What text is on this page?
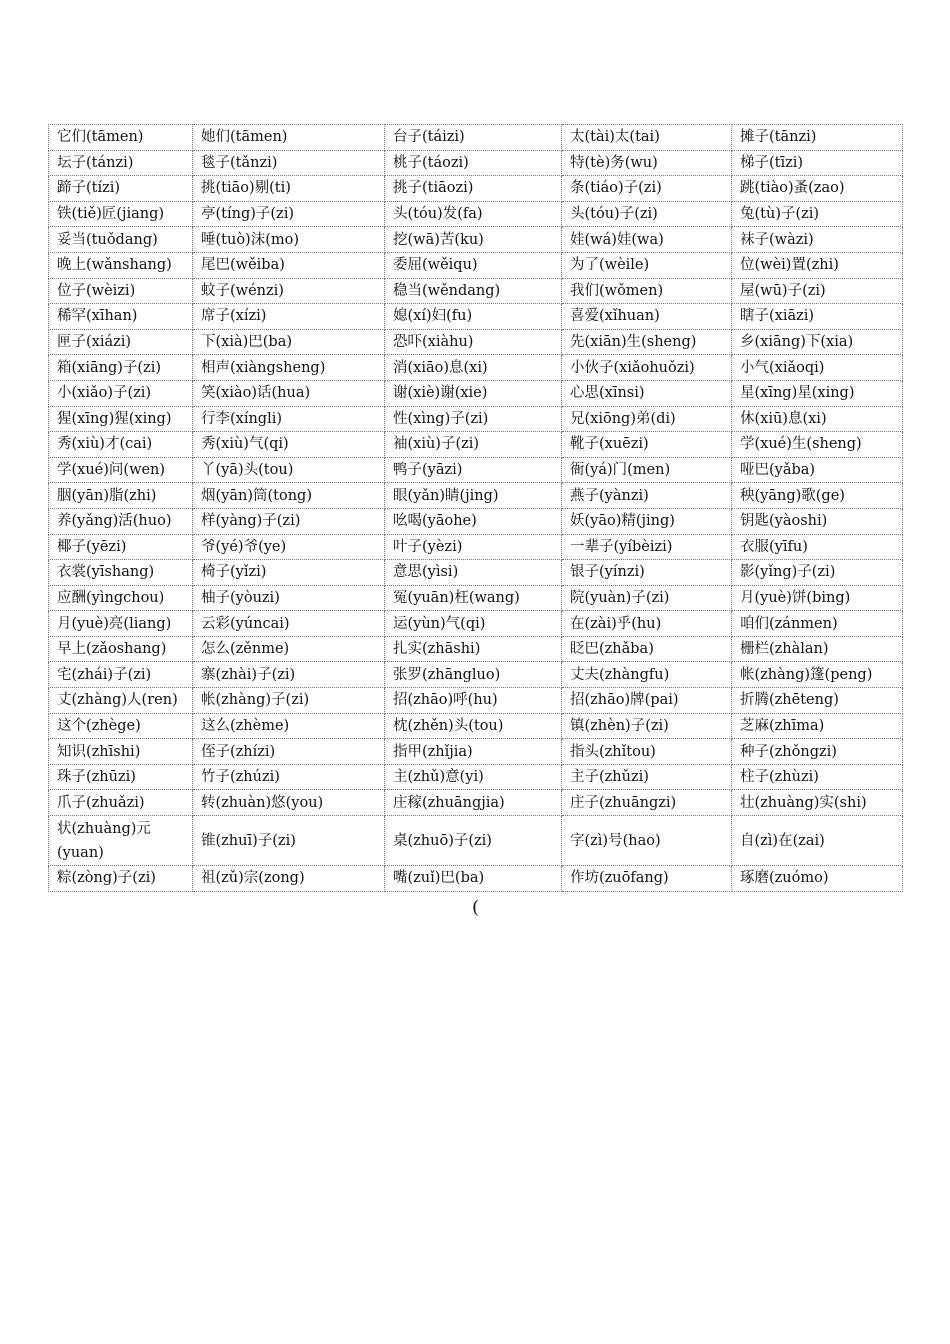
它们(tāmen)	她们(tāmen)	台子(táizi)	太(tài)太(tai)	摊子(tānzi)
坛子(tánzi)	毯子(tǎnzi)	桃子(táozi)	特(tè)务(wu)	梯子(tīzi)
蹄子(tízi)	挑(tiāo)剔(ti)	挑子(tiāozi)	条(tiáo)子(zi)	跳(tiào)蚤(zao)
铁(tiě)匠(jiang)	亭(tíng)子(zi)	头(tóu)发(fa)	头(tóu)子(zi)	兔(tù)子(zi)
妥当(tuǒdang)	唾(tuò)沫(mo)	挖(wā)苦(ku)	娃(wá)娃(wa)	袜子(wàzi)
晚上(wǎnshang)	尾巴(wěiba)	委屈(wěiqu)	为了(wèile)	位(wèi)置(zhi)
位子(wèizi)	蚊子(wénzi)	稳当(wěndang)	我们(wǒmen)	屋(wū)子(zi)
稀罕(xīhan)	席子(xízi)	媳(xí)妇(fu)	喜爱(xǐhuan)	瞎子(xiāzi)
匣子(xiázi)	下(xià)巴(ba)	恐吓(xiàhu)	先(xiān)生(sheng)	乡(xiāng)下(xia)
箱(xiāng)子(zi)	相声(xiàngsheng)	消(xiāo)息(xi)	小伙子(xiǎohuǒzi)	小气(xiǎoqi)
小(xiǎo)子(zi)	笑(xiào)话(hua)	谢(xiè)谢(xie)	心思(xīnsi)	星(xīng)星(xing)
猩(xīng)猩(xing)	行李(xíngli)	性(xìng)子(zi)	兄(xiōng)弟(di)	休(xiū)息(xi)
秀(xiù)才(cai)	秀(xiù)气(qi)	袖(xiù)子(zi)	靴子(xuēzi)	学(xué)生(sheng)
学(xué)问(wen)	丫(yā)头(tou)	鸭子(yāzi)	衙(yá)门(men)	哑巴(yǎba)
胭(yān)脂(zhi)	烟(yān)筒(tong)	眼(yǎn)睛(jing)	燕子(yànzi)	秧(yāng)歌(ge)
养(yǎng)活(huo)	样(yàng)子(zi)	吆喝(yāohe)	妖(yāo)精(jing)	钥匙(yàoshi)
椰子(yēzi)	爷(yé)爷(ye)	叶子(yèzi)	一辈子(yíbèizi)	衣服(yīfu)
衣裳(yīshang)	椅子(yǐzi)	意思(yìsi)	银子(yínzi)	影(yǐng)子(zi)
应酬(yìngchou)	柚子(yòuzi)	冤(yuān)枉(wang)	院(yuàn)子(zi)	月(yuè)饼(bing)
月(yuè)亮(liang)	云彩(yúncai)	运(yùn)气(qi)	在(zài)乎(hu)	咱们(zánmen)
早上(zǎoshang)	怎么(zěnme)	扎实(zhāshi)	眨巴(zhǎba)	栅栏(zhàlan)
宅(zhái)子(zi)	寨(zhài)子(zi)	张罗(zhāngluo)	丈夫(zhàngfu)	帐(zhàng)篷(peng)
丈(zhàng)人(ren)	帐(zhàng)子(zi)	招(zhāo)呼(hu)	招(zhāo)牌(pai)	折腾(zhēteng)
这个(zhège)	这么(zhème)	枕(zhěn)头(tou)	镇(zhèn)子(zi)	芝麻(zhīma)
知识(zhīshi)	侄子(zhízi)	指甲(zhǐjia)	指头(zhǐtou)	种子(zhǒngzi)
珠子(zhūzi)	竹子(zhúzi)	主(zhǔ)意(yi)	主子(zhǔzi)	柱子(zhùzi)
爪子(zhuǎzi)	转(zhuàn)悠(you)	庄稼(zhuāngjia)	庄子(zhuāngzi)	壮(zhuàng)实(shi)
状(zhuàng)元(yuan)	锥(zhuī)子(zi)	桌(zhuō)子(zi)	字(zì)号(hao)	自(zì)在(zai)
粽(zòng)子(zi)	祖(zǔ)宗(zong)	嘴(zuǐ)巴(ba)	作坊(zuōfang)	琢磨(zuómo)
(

====

**Do this**. Which lines in the records above contain the string "xing"? Copy each one.

**Written response**.
小(xiǎo)子(zi)	笑(xiào)话(hua)	谢(xiè)谢(xie)	心思(xīnsi)	星(xīng)星(xing)
猩(xīng)猩(xing)	行李(xíngli)	性(xìng)子(zi)	兄(xiōng)弟(di)	休(xiū)息(xi)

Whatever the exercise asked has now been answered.